§ Material provided
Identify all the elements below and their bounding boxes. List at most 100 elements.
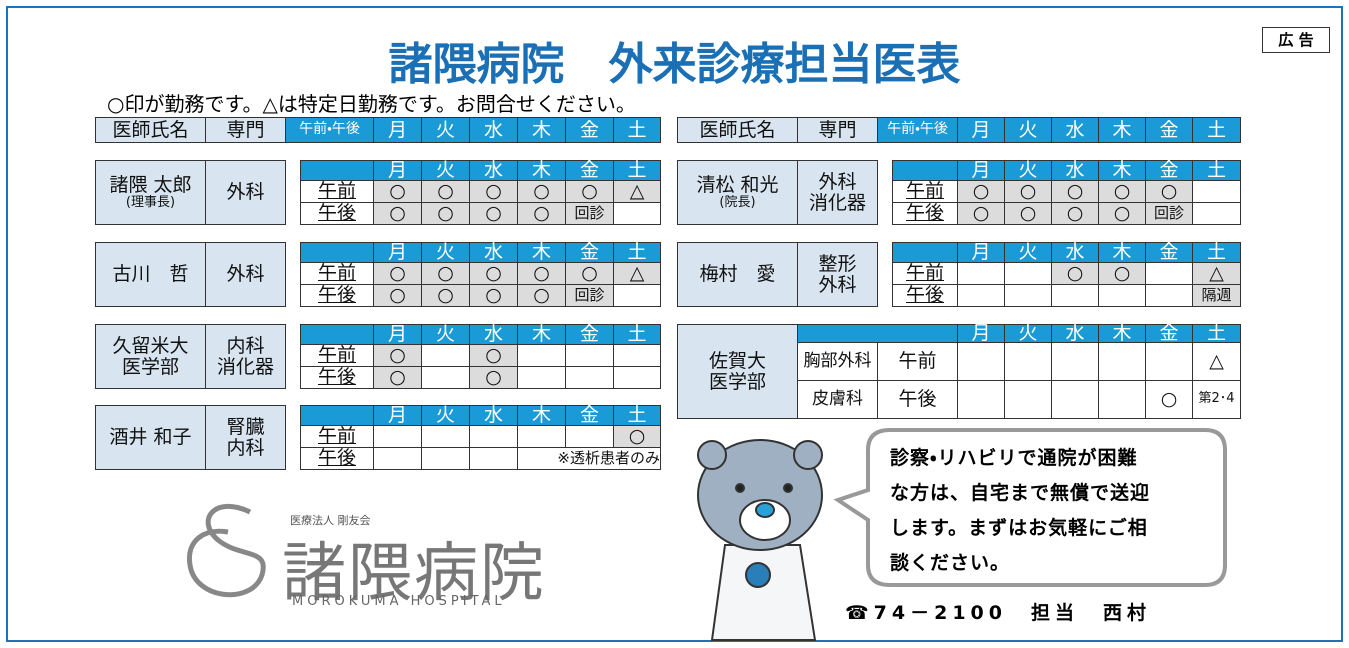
specialty: 外科 消化器	[797, 160, 878, 225]
schedule-cell: ○	[517, 180, 566, 203]
bear	[697, 439, 823, 641]
day-header: 月	[373, 324, 422, 345]
schedule-cell	[957, 380, 1005, 419]
schedule-cell: 回診	[565, 202, 614, 225]
doctor-name-text: 梅村 愛	[699, 263, 776, 286]
schedule-cell	[421, 344, 470, 367]
schedule-cell	[613, 344, 661, 367]
schedule-cell: ○	[373, 366, 422, 389]
time-label: 午前	[892, 262, 958, 285]
schedule-cell	[1051, 342, 1099, 381]
day-header: 火	[421, 242, 470, 263]
schedule-cell	[957, 342, 1005, 381]
schedule-cell	[517, 344, 566, 367]
schedule-cell	[565, 366, 614, 389]
logo-corporation: 医療法人 剛友会	[290, 514, 371, 527]
day-header: 水	[469, 242, 518, 263]
schedule-cell: ○	[373, 284, 422, 307]
schedule-cell: ○	[957, 202, 1005, 225]
day-header: 金	[565, 160, 614, 181]
schedule-cell: ○	[469, 180, 518, 203]
schedule-cell	[1192, 180, 1241, 203]
day-header: 金	[565, 324, 614, 345]
schedule-cell	[1051, 380, 1099, 419]
day-header: 月	[957, 242, 1005, 263]
schedule-cell: ○	[421, 180, 470, 203]
time-label: 午後	[877, 380, 958, 419]
header-cell: 午前・午後	[285, 117, 374, 143]
header-cell: 木	[517, 117, 566, 143]
day-header: 火	[1004, 160, 1052, 181]
day-header: 金	[565, 405, 614, 426]
header-cell: 土	[1192, 117, 1241, 143]
doctor-name-text: 酒井 和子	[109, 426, 192, 449]
header-cell: 医師氏名	[677, 117, 798, 143]
schedule-cell	[1098, 380, 1146, 419]
schedule-cell: ○	[469, 366, 518, 389]
schedule-cell: △	[613, 262, 661, 285]
time-label: 午前	[300, 425, 374, 448]
day-header: 水	[469, 324, 518, 345]
header-cell: 土	[613, 117, 661, 143]
specialty: 腎臓 内科	[205, 405, 286, 470]
schedule-cell	[1004, 284, 1052, 307]
day-header: 水	[1051, 160, 1099, 181]
schedule-cell: ○	[1051, 180, 1099, 203]
time-label: 午前	[300, 180, 374, 203]
day-header: 月	[373, 405, 422, 426]
day-header: 土	[613, 242, 661, 263]
day-header: 水	[1051, 323, 1099, 344]
day-header: 火	[1004, 323, 1052, 344]
schedule-cell: ○	[1004, 180, 1052, 203]
day-header: 土	[1192, 323, 1241, 344]
day-header: 月	[957, 160, 1005, 181]
schedule-cell: ○	[957, 180, 1005, 203]
schedule-cell: ○	[1098, 202, 1146, 225]
time-label: 午前	[877, 342, 958, 381]
day-header: 土	[613, 160, 661, 181]
day-header: 土	[613, 405, 661, 426]
ad-label: 広 告	[1262, 27, 1330, 53]
schedule-cell	[957, 262, 1005, 285]
schedule-cell: △	[613, 180, 661, 203]
header-cell: 午前・午後	[877, 117, 958, 143]
schedule-cell: ○	[373, 344, 422, 367]
schedule-cell	[1051, 284, 1099, 307]
doctor-name: 諸隈 太郎 (理事長)	[95, 160, 206, 225]
day-header: 木	[517, 324, 566, 345]
schedule-cell: ○	[469, 344, 518, 367]
schedule-cell: ○	[373, 262, 422, 285]
schedule-cell: ○	[1098, 262, 1146, 285]
header-cell: 水	[469, 117, 518, 143]
schedule-cell: 回診	[565, 284, 614, 307]
schedule-cell	[373, 447, 422, 470]
day-header: 火	[1004, 242, 1052, 263]
title: 諸隈病院 外来診療担当医表	[388, 39, 961, 90]
schedule-cell: ○	[517, 284, 566, 307]
frame	[6, 6, 1343, 642]
schedule-cell	[1098, 342, 1146, 381]
doctor-role: (院長)	[719, 194, 756, 210]
schedule-cell	[613, 284, 661, 307]
day-header: 金	[1145, 323, 1193, 344]
day-header: 火	[421, 405, 470, 426]
header-cell: 火	[1004, 117, 1052, 143]
schedule-cell	[957, 284, 1005, 307]
doctor-name: 清松 和光 (院長)	[677, 160, 798, 225]
header-cell: 月	[957, 117, 1005, 143]
header-cell: 金	[1145, 117, 1193, 143]
schedule-cell	[1192, 202, 1241, 225]
schedule-cell	[1145, 262, 1193, 285]
contact: ☎74－2100 担当 西村	[845, 602, 1151, 624]
schedule-cell: ○	[421, 202, 470, 225]
day-header: 月	[957, 323, 1005, 344]
doctor-name: 古川 哲	[95, 242, 206, 307]
header-cell: 金	[565, 117, 614, 143]
schedule-cell	[469, 447, 518, 470]
logo-name: 諸隈病院	[282, 537, 546, 611]
message: 診察・リハビリで通院が困難 な方は、自宅まで無償で送迎 します。まずはお気軽にご…	[890, 447, 1151, 574]
doctor-role: (理事長)	[125, 194, 176, 210]
day-header: 木	[517, 405, 566, 426]
day-header: 土	[613, 324, 661, 345]
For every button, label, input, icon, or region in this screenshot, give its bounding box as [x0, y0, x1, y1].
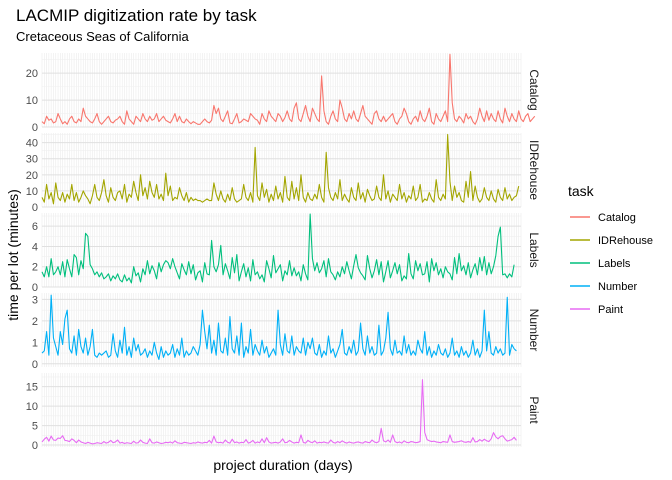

§ Stated goal
Reproduce every item above character for character, leaving out the pictures.

§ Exercise output
Identify all the elements below and their bounding boxes. List at most 100 elements.
specialty: 外科 消化器	[797, 160, 878, 225]
schedule-cell: ○	[517, 180, 566, 203]
bear	[697, 439, 823, 641]
day-header: 月	[373, 324, 422, 345]
schedule-cell	[957, 380, 1005, 419]
schedule-cell: 回診	[565, 202, 614, 225]
doctor-name-text: 梅村 愛	[699, 263, 776, 286]
schedule-cell	[421, 344, 470, 367]
schedule-cell	[613, 344, 661, 367]
schedule-cell: ○	[373, 366, 422, 389]
time-label: 午前	[892, 262, 958, 285]
schedule-cell	[1051, 342, 1099, 381]
day-header: 火	[421, 242, 470, 263]
schedule-cell	[957, 342, 1005, 381]
schedule-cell	[517, 344, 566, 367]
schedule-cell	[565, 366, 614, 389]
logo-corporation: 医療法人 剛友会	[290, 514, 371, 527]
day-header: 水	[469, 242, 518, 263]
schedule-cell: ○	[373, 284, 422, 307]
schedule-cell: ○	[957, 202, 1005, 225]
day-header: 金	[565, 160, 614, 181]
schedule-cell: ○	[469, 180, 518, 203]
schedule-cell	[1192, 180, 1241, 203]
day-header: 金	[565, 324, 614, 345]
schedule-cell	[1051, 380, 1099, 419]
day-header: 月	[957, 242, 1005, 263]
schedule-cell: ○	[421, 180, 470, 203]
time-label: 午後	[877, 380, 958, 419]
header-cell: 午前・午後	[285, 117, 374, 143]
header-cell: 木	[517, 117, 566, 143]
day-header: 火	[1004, 160, 1052, 181]
day-header: 金	[565, 405, 614, 426]
header-cell: 土	[1192, 117, 1241, 143]
doctor-name-text: 酒井 和子	[109, 426, 192, 449]
header-cell: 医師氏名	[677, 117, 798, 143]
schedule-cell	[1098, 380, 1146, 419]
schedule-cell: ○	[469, 366, 518, 389]
schedule-cell: △	[613, 262, 661, 285]
time-label: 午前	[300, 425, 374, 448]
day-header: 水	[469, 324, 518, 345]
header-cell: 土	[613, 117, 661, 143]
specialty: 腎臓 内科	[205, 405, 286, 470]
schedule-cell	[1004, 284, 1052, 307]
day-header: 水	[1051, 160, 1099, 181]
schedule-cell: ○	[1051, 180, 1099, 203]
time-label: 午前	[300, 180, 374, 203]
day-header: 月	[373, 405, 422, 426]
day-header: 土	[613, 242, 661, 263]
day-header: 水	[1051, 323, 1099, 344]
day-header: 火	[1004, 323, 1052, 344]
schedule-cell: ○	[1004, 180, 1052, 203]
day-header: 土	[1192, 323, 1241, 344]
day-header: 月	[957, 160, 1005, 181]
schedule-cell: ○	[957, 180, 1005, 203]
schedule-cell: ○	[1098, 202, 1146, 225]
time-label: 午前	[877, 342, 958, 381]
day-header: 土	[613, 160, 661, 181]
day-header: 土	[613, 405, 661, 426]
ad-label: 広 告	[1262, 27, 1330, 53]
schedule-cell	[957, 262, 1005, 285]
schedule-cell: △	[613, 180, 661, 203]
header-cell: 午前・午後	[877, 117, 958, 143]
schedule-cell: ○	[373, 344, 422, 367]
schedule-cell	[1051, 284, 1099, 307]
doctor-name: 諸隈 太郎 (理事長)	[95, 160, 206, 225]
day-header: 木	[517, 324, 566, 345]
schedule-cell: ○	[469, 344, 518, 367]
schedule-cell: ○	[373, 262, 422, 285]
schedule-cell: ○	[1098, 262, 1146, 285]
header-cell: 水	[469, 117, 518, 143]
schedule-cell: 回診	[565, 284, 614, 307]
schedule-cell	[373, 447, 422, 470]
day-header: 火	[1004, 242, 1052, 263]
title: 諸隈病院 外来診療担当医表	[388, 39, 961, 90]
schedule-cell: ○	[517, 284, 566, 307]
frame	[6, 6, 1343, 642]
schedule-cell	[1098, 342, 1146, 381]
doctor-role: (院長)	[719, 194, 756, 210]
schedule-cell	[613, 284, 661, 307]
day-header: 金	[1145, 323, 1193, 344]
day-header: 火	[421, 405, 470, 426]
header-cell: 火	[1004, 117, 1052, 143]
schedule-cell	[957, 284, 1005, 307]
doctor-name: 清松 和光 (院長)	[677, 160, 798, 225]
header-cell: 月	[957, 117, 1005, 143]
header-cell: 金	[1145, 117, 1193, 143]
schedule-cell	[1192, 202, 1241, 225]
schedule-cell	[1145, 262, 1193, 285]
contact: ☎74－2100 担当 西村	[845, 602, 1151, 624]
schedule-cell: ○	[421, 202, 470, 225]
day-header: 月	[957, 323, 1005, 344]
doctor-name: 古川 哲	[95, 242, 206, 307]
header-cell: 金	[565, 117, 614, 143]
schedule-cell	[469, 447, 518, 470]
logo-name: 諸隈病院	[282, 537, 546, 611]
message: 診察・リハビリで通院が困難 な方は、自宅まで無償で送迎 します。まずはお気軽にご…	[890, 447, 1151, 574]
doctor-role: (理事長)	[125, 194, 176, 210]
day-header: 木	[517, 405, 566, 426]
day-header: 土	[613, 324, 661, 345]
For every button, label, input, icon, or region in this screenshot, give its bounding box as [x0, y0, x1, y1].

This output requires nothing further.